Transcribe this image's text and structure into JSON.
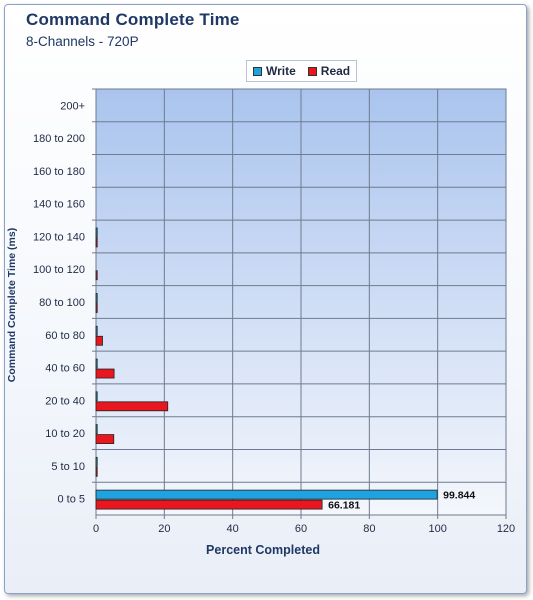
{
  "chart_data": {
    "type": "bar",
    "orientation": "horizontal",
    "title": "Command  Complete Time",
    "subtitle": "8-Channels - 720P",
    "xlabel": "Percent Completed",
    "ylabel": "Command Complete Time (ms)",
    "xlim": [
      0,
      120
    ],
    "xticks": [
      "0",
      "20",
      "40",
      "60",
      "80",
      "100",
      "120"
    ],
    "grid": true,
    "legend_position": "top-center",
    "categories": [
      "0 to 5",
      "5 to 10",
      "10 to 20",
      "20 to 40",
      "40 to 60",
      "60 to 80",
      "80 to 100",
      "100 to 120",
      "120 to 140",
      "140 to 160",
      "160 to 180",
      "180 to 200",
      "200+"
    ],
    "series": [
      {
        "name": "Write",
        "color": "#1fa3e0",
        "values": [
          99.844,
          0.01,
          0.04,
          0.05,
          0.03,
          0.02,
          0.01,
          0,
          0.005,
          0,
          0,
          0,
          0
        ]
      },
      {
        "name": "Read",
        "color": "#e8161f",
        "values": [
          66.181,
          0.3,
          5.2,
          21.0,
          5.3,
          1.9,
          0.1,
          0.05,
          0.02,
          0,
          0,
          0,
          0
        ]
      }
    ],
    "value_labels": [
      {
        "series": "Write",
        "category": "0 to 5",
        "text": "99.844"
      },
      {
        "series": "Read",
        "category": "0 to 5",
        "text": "66.181"
      }
    ]
  }
}
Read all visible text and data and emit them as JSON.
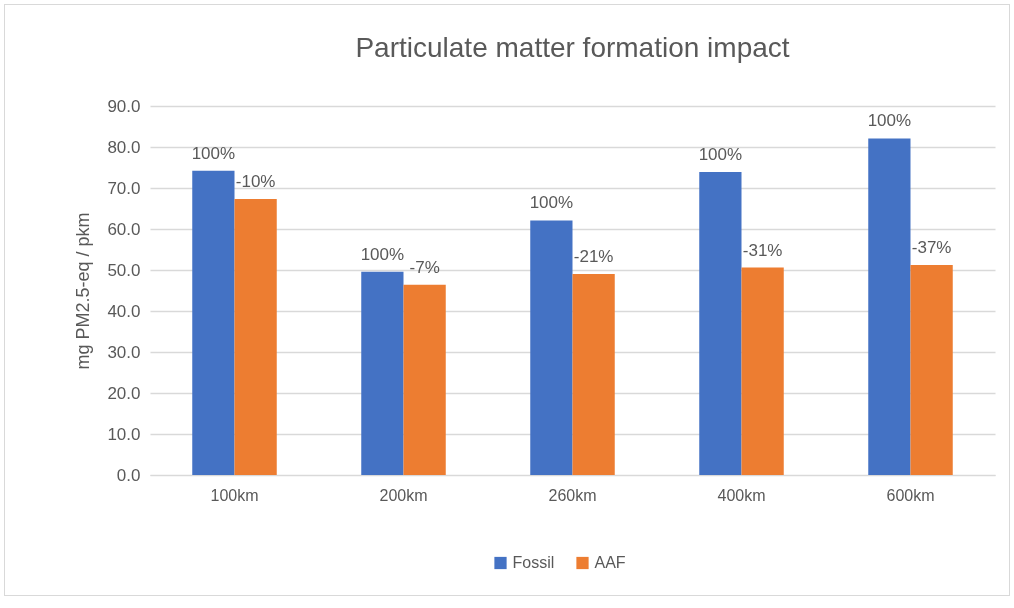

- - - - -

#### [TASK GOAL]
State only the count of lines above that hold the string "JSON".

#### [WORKED ANSWER]
2